- [Written problem] List every line below containing "name".

[start of Provided material]

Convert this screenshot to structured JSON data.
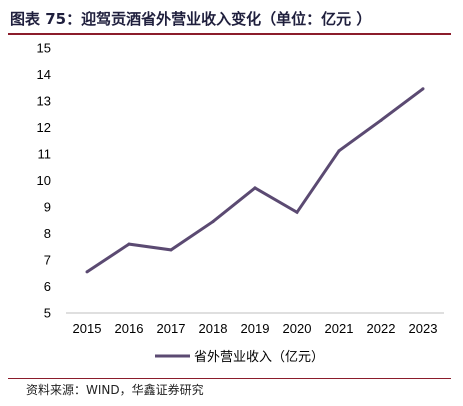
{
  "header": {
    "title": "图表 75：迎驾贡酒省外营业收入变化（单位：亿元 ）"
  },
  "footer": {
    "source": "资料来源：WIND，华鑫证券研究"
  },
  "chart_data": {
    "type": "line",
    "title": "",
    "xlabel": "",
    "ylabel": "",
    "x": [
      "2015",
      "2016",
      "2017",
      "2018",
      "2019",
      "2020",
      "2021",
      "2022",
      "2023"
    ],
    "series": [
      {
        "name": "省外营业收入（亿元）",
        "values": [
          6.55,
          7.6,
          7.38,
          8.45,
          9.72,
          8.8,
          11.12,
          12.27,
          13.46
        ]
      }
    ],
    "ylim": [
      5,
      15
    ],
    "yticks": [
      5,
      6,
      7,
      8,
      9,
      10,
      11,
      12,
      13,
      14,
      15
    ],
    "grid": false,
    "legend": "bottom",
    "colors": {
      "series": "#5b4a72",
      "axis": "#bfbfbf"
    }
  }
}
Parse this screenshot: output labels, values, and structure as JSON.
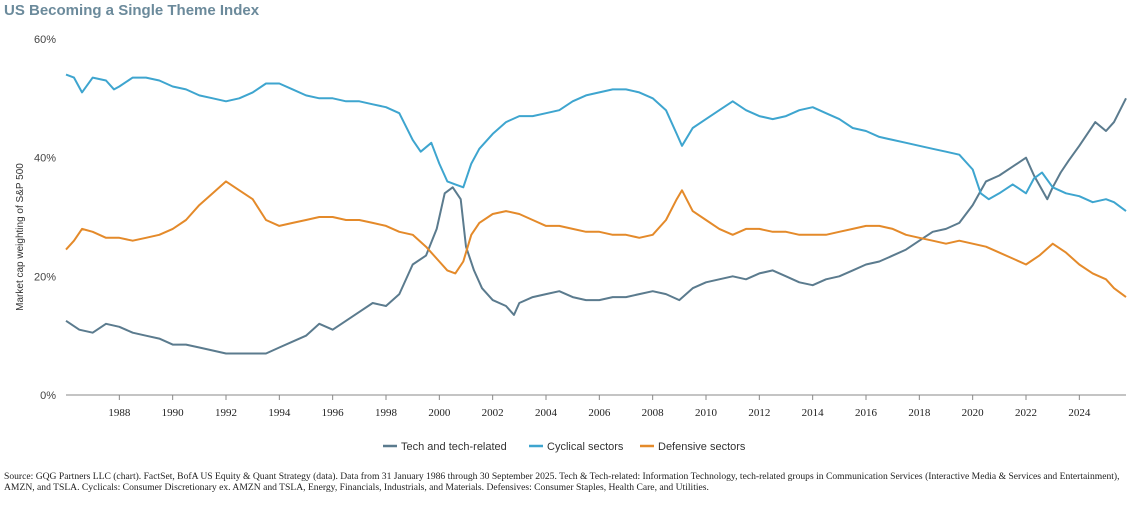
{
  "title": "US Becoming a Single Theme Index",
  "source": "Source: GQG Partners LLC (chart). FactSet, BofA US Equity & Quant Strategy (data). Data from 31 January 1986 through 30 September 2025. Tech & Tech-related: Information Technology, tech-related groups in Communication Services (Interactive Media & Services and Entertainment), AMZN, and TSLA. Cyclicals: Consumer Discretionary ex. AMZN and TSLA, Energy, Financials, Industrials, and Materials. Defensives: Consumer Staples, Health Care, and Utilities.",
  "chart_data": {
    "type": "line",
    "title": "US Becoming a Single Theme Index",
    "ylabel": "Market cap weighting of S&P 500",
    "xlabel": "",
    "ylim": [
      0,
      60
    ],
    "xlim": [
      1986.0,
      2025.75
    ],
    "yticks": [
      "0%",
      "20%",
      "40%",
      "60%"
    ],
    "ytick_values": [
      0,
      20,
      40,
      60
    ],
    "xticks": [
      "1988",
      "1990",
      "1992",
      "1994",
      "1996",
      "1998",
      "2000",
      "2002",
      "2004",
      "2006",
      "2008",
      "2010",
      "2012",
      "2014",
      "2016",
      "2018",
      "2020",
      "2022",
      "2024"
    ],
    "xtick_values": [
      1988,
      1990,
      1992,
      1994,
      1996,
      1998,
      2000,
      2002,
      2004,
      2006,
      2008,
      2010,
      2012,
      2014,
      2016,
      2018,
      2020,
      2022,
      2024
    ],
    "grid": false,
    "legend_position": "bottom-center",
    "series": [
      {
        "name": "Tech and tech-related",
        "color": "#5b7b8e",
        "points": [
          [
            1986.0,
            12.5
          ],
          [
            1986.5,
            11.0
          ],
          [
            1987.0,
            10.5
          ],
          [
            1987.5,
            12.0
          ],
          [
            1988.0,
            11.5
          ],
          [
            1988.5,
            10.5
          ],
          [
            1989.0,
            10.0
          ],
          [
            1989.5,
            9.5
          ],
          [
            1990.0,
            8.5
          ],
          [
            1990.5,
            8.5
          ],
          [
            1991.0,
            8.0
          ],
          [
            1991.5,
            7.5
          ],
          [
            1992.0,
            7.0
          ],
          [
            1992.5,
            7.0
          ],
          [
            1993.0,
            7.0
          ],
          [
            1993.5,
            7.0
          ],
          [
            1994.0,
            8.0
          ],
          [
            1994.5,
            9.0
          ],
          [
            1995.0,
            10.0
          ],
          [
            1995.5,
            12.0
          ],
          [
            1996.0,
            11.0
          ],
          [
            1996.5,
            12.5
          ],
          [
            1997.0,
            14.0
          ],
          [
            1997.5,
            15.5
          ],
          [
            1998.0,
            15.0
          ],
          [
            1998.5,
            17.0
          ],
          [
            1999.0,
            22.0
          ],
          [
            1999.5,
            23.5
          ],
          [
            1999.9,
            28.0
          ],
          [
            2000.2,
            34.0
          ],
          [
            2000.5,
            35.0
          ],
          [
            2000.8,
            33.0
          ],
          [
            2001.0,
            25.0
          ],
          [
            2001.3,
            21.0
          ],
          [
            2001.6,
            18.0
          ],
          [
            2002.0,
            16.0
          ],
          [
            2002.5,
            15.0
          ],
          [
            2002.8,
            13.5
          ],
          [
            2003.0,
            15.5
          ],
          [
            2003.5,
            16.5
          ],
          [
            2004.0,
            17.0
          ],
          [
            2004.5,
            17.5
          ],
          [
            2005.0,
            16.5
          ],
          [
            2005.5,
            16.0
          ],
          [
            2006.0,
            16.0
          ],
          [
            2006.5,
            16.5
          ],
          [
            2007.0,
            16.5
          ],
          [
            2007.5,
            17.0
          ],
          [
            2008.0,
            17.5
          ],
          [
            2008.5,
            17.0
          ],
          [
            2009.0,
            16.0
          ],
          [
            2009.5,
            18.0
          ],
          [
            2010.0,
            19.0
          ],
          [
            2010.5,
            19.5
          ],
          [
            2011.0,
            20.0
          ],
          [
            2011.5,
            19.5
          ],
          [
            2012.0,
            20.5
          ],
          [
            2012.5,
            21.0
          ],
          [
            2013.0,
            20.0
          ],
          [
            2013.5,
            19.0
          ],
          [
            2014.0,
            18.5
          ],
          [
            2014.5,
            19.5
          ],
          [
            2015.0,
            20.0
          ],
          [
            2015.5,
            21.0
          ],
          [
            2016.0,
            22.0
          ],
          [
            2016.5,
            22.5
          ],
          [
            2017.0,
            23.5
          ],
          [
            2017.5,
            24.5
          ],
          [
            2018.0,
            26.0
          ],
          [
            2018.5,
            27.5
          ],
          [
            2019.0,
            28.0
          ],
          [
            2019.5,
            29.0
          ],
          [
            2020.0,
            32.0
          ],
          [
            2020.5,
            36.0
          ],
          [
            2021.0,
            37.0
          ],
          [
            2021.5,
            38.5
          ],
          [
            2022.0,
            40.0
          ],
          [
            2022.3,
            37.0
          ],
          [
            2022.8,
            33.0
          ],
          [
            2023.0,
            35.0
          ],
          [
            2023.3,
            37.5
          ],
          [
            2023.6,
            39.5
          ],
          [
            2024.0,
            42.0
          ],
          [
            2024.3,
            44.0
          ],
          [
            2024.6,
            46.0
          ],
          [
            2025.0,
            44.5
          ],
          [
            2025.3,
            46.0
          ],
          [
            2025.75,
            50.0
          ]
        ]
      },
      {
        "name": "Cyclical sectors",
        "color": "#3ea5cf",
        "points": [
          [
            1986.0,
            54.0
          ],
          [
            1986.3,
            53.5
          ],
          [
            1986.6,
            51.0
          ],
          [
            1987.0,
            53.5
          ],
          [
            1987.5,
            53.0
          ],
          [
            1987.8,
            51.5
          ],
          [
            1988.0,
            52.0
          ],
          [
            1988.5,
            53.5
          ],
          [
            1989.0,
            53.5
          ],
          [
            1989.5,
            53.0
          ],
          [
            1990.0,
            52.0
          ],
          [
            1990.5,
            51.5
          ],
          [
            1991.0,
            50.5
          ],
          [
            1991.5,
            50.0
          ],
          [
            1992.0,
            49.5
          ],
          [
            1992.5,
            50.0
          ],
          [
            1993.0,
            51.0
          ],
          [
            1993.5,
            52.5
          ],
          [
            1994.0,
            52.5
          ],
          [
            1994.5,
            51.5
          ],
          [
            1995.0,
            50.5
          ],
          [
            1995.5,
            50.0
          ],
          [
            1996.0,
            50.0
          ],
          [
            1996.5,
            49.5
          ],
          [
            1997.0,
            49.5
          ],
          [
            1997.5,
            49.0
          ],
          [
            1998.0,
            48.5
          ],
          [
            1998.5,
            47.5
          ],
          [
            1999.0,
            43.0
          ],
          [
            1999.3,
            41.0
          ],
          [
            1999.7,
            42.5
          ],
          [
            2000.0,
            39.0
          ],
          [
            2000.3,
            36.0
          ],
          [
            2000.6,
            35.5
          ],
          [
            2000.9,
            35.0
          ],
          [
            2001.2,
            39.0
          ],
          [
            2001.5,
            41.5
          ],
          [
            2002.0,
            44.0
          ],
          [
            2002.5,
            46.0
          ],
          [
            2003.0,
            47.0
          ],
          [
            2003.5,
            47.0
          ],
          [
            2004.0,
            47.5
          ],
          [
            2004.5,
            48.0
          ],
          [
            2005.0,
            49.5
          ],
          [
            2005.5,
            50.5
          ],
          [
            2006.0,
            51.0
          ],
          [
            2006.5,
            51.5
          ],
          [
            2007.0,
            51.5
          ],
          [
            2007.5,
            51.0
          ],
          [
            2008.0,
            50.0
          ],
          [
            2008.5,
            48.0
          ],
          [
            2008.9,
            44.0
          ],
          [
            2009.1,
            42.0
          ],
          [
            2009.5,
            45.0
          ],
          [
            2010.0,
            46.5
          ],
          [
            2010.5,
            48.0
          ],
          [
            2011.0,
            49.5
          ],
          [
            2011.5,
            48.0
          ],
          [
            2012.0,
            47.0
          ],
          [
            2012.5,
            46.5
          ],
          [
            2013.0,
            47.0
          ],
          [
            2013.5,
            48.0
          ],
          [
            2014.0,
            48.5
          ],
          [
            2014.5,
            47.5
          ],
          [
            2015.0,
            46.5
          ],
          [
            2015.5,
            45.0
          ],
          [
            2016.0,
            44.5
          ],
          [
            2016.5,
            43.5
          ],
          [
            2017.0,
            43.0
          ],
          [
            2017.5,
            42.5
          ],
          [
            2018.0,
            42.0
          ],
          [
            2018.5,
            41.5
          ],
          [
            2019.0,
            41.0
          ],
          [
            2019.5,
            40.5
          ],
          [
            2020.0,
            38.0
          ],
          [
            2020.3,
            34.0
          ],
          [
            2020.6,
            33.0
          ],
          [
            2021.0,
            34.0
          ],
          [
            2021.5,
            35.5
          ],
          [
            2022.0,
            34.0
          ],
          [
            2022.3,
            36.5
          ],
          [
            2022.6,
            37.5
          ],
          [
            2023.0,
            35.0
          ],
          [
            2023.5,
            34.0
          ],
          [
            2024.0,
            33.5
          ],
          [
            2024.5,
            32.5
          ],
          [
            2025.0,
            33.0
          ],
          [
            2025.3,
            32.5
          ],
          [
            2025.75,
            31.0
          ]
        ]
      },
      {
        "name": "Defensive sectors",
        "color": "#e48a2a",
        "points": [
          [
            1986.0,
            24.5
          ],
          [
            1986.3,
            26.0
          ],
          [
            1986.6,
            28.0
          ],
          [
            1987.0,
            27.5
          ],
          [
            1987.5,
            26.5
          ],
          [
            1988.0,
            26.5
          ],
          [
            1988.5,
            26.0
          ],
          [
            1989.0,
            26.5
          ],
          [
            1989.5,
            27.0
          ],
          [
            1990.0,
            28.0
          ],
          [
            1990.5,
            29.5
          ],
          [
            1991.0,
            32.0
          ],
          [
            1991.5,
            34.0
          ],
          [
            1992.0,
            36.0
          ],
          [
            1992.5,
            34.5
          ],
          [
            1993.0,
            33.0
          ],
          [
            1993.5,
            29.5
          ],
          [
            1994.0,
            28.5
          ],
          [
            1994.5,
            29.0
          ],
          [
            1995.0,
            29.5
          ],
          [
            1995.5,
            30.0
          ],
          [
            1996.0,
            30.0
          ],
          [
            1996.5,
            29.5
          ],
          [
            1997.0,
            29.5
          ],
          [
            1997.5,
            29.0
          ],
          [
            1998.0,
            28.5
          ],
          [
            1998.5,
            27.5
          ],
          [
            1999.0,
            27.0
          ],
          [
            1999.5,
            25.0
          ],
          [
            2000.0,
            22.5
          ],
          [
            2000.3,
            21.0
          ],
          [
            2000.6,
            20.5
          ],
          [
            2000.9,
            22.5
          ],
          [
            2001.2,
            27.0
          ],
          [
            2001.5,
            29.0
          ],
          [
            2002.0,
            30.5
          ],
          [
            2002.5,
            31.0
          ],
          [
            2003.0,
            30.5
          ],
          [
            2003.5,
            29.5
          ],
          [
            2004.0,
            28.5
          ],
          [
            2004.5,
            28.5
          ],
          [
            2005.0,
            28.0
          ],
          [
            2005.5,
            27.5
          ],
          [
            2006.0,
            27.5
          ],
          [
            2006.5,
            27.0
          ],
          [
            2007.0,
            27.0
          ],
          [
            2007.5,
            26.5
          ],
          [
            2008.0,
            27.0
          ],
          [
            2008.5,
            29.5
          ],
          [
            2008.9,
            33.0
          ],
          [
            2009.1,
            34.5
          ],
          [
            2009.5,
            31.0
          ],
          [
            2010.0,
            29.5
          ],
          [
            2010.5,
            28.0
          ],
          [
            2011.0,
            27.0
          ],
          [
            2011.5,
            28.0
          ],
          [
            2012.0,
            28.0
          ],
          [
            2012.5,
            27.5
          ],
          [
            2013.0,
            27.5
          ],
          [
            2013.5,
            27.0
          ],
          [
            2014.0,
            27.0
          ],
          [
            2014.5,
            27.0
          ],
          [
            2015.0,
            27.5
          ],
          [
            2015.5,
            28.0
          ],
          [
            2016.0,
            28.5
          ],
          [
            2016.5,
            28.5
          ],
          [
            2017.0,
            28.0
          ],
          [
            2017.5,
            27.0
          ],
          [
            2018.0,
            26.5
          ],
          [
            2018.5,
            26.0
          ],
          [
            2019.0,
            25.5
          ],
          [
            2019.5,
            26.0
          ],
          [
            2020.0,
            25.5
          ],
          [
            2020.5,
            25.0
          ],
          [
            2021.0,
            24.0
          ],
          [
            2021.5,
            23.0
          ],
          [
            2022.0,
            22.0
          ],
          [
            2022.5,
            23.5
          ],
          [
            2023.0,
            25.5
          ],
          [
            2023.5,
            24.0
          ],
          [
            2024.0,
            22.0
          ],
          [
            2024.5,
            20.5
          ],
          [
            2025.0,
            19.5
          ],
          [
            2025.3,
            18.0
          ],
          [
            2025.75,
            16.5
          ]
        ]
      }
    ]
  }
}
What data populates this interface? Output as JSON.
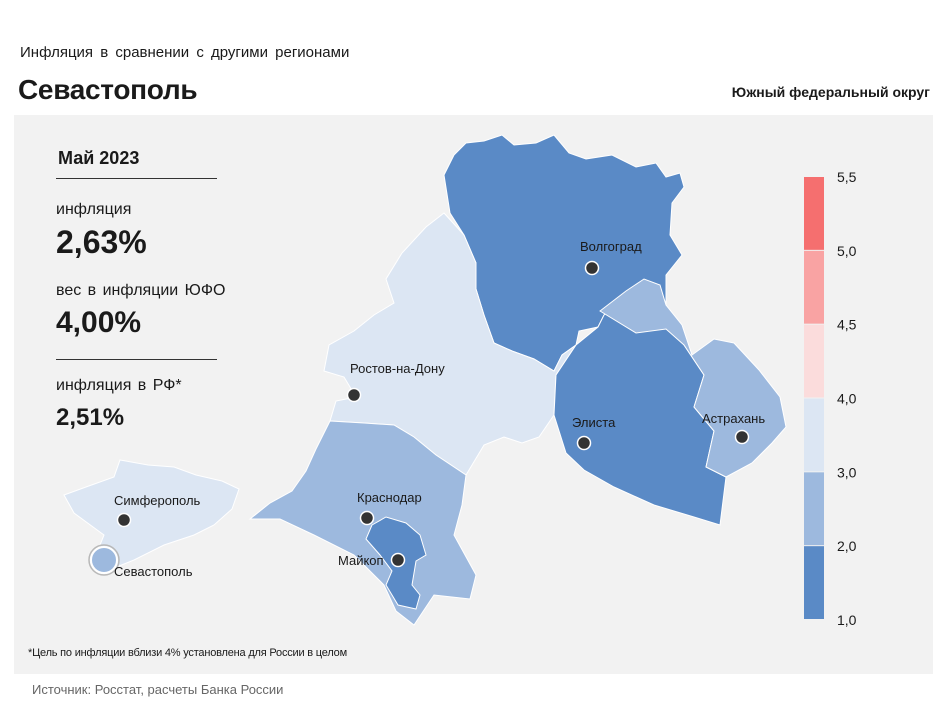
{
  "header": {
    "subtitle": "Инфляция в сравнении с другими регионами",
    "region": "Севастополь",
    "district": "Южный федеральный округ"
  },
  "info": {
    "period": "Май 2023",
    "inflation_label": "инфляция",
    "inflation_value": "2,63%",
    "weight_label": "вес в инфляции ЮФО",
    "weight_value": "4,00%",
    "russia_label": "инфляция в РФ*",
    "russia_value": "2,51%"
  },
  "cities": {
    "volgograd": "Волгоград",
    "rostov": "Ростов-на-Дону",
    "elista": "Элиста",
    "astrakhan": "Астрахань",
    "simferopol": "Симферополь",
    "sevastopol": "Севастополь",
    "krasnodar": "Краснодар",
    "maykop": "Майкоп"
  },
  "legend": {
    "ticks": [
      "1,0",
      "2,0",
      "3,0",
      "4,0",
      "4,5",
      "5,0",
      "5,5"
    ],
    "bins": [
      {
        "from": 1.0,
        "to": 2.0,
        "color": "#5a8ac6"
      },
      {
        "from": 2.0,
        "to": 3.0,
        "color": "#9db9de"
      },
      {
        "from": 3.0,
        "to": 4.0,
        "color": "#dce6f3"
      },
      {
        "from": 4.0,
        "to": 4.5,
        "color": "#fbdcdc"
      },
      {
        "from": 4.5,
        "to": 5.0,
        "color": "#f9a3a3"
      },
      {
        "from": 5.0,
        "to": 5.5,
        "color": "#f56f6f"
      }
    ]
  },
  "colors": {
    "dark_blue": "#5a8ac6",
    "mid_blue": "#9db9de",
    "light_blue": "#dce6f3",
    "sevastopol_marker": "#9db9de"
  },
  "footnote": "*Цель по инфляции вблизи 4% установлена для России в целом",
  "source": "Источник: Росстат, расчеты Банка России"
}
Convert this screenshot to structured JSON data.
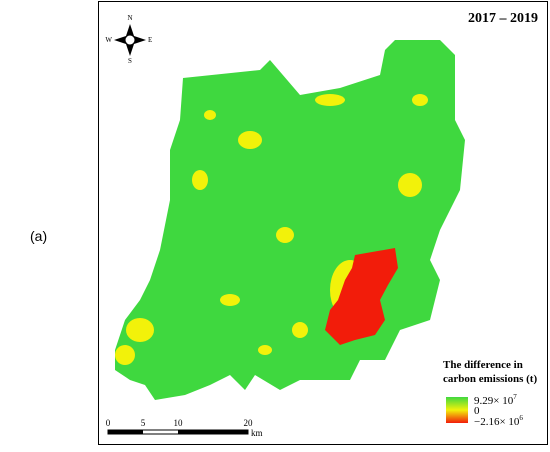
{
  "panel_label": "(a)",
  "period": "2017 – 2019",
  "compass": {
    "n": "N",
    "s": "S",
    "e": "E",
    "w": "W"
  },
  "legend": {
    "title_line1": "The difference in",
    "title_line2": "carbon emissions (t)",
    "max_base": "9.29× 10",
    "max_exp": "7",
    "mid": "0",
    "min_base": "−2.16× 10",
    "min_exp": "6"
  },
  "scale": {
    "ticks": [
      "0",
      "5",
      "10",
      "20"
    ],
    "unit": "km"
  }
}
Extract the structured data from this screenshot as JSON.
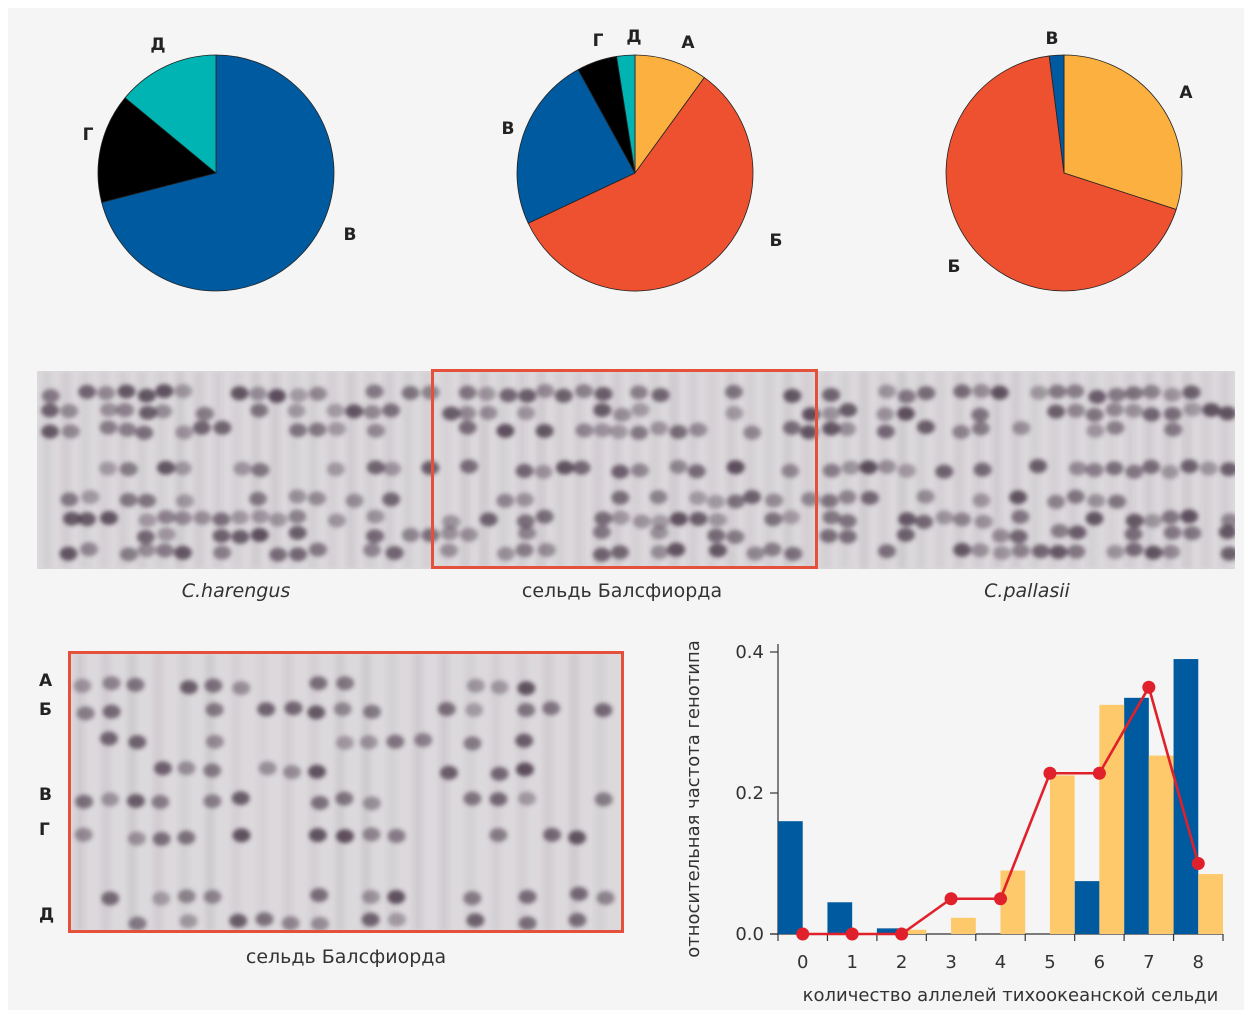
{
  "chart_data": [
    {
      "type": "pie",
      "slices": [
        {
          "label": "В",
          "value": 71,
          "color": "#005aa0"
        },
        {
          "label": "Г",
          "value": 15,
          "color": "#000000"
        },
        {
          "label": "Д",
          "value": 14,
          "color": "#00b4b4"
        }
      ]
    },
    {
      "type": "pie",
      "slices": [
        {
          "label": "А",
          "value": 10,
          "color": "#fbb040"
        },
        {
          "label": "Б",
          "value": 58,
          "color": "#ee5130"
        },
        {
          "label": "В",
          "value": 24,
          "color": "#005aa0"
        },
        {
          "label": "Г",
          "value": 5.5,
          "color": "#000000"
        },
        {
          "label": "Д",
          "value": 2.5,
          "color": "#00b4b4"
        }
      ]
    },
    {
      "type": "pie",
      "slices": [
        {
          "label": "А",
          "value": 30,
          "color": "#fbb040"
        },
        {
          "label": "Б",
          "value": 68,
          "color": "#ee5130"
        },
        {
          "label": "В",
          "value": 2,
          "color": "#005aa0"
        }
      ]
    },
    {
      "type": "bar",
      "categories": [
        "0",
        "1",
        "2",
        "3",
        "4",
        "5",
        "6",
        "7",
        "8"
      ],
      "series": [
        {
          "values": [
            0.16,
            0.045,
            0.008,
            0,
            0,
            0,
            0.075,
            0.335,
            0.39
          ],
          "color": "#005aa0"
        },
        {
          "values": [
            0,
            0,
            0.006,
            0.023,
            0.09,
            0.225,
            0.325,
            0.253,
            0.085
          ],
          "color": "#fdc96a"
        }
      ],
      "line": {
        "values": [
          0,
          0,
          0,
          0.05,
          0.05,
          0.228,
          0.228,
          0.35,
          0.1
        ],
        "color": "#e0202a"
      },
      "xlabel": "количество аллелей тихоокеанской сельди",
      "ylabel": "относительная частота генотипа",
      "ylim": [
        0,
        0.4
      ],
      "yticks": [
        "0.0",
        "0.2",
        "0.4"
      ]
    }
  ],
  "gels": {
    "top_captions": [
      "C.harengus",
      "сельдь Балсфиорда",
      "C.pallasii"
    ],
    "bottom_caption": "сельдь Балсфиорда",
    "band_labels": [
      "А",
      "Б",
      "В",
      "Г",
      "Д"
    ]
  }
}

[end of Provided material]

- [Exercise output]
        "name": "省外营业收入（亿元）",
        "name": "Tech and tech-related",
        "name": "Cyclical sectors",
        "name": "Defensive sectors",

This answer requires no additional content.